__Exercise objective__:
Count lines holding the word "title". Only the number is wanted.

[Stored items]
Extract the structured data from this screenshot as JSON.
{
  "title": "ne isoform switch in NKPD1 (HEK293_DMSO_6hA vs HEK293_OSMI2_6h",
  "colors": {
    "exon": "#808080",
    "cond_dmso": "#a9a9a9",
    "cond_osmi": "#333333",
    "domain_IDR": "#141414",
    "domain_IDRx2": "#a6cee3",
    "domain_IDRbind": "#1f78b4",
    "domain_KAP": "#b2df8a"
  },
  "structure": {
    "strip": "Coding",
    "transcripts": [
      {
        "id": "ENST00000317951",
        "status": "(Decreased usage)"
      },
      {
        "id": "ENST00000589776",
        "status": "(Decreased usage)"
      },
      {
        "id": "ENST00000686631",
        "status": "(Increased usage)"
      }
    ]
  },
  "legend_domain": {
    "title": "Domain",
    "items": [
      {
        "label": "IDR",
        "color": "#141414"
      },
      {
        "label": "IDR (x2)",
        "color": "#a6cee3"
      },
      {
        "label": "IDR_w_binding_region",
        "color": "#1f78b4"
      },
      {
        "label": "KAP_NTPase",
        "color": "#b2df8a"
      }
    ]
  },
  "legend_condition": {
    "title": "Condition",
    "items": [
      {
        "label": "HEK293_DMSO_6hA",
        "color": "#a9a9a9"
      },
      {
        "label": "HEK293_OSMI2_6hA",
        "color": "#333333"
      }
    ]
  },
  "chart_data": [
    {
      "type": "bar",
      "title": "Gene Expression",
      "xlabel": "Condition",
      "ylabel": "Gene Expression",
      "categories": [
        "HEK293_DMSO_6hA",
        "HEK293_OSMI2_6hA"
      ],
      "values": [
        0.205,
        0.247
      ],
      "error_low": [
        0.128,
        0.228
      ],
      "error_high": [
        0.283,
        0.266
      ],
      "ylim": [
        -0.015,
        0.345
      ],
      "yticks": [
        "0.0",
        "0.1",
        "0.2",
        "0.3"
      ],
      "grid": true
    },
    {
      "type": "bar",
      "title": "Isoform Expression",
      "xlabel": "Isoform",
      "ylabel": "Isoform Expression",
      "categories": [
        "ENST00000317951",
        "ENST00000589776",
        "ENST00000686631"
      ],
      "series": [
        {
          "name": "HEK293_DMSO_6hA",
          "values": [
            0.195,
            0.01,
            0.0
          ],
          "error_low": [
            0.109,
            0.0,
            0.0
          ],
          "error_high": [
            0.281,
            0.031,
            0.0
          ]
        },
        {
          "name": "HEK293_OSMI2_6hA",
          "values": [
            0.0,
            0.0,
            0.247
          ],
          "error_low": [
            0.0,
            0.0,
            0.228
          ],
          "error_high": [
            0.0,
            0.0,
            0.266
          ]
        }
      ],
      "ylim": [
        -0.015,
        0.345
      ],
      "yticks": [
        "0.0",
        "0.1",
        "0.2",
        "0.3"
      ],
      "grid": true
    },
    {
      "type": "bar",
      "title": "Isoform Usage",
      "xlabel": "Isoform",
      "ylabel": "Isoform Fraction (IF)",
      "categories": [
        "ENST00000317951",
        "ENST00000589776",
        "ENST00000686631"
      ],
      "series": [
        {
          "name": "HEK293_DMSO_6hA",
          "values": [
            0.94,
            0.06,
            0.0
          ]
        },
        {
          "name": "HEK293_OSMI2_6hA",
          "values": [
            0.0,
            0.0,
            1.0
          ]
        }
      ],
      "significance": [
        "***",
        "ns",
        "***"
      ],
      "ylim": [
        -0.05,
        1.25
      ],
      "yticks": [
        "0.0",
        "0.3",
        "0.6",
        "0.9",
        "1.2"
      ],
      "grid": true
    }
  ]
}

__Finished answer__:
6